* [Task instructions]:
Output every entry exactly, from the first line to the last.

--- begin Entries supplied ---

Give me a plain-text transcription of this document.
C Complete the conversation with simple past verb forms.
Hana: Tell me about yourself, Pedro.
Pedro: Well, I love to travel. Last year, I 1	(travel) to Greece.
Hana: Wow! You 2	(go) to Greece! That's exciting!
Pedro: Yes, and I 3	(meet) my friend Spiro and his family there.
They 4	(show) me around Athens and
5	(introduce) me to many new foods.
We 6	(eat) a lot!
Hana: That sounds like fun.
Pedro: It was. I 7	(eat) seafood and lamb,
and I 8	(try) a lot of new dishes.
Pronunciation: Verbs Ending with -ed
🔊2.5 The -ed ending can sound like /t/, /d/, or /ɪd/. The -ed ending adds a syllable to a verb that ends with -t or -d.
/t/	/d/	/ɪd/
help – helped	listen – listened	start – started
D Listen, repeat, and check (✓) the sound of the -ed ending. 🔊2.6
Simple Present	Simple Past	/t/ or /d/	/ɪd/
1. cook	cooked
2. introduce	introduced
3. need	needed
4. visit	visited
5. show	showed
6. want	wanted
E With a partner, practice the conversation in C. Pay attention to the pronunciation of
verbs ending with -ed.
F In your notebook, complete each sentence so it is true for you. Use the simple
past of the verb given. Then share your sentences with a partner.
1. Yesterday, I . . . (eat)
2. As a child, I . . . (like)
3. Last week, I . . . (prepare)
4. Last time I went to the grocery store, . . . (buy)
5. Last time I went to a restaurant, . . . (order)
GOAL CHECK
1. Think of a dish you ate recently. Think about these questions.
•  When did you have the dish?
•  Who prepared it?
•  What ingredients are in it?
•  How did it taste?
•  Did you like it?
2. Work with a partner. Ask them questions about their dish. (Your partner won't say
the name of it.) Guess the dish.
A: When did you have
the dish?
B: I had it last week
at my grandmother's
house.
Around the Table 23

--- end Entries supplied ---

* [Response below]:
Give me a plain-text transcription of this document.
C Complete the conversation with simple past verb forms.
Hana: Tell me about yourself, Pedro.
Pedro: Well, I love to travel. Last year, I 1	(travel) to Greece.
Hana: Wow! You 2	(go) to Greece! That's exciting!
Pedro: Yes, and I 3	(meet) my friend Spiro and his family there.
They 4	(show) me around Athens and
5	(introduce) me to many new foods.
We 6	(eat) a lot!
Hana: That sounds like fun.
Pedro: It was. I 7	(eat) seafood and lamb,
and I 8	(try) a lot of new dishes.
Pronunciation: Verbs Ending with -ed
🔊2.5 The -ed ending can sound like /t/, /d/, or /ɪd/. The -ed ending adds a syllable to a verb that ends with -t or -d.
/t/	/d/	/ɪd/
help – helped	listen – listened	start – started
D Listen, repeat, and check (✓) the sound of the -ed ending. 🔊2.6
Simple Present	Simple Past	/t/ or /d/	/ɪd/
1. cook	cooked
2. introduce	introduced
3. need	needed
4. visit	visited
5. show	showed
6. want	wanted
E With a partner, practice the conversation in C. Pay attention to the pronunciation of
verbs ending with -ed.
F In your notebook, complete each sentence so it is true for you. Use the simple
past of the verb given. Then share your sentences with a partner.
1. Yesterday, I . . . (eat)
2. As a child, I . . . (like)
3. Last week, I . . . (prepare)
4. Last time I went to the grocery store, . . . (buy)
5. Last time I went to a restaurant, . . . (order)
GOAL CHECK
1. Think of a dish you ate recently. Think about these questions.
•  When did you have the dish?
•  Who prepared it?
•  What ingredients are in it?
•  How did it taste?
•  Did you like it?
2. Work with a partner. Ask them questions about their dish. (Your partner won't say
the name of it.) Guess the dish.
A: When did you have
the dish?
B: I had it last week
at my grandmother's
house.
Around the Table 23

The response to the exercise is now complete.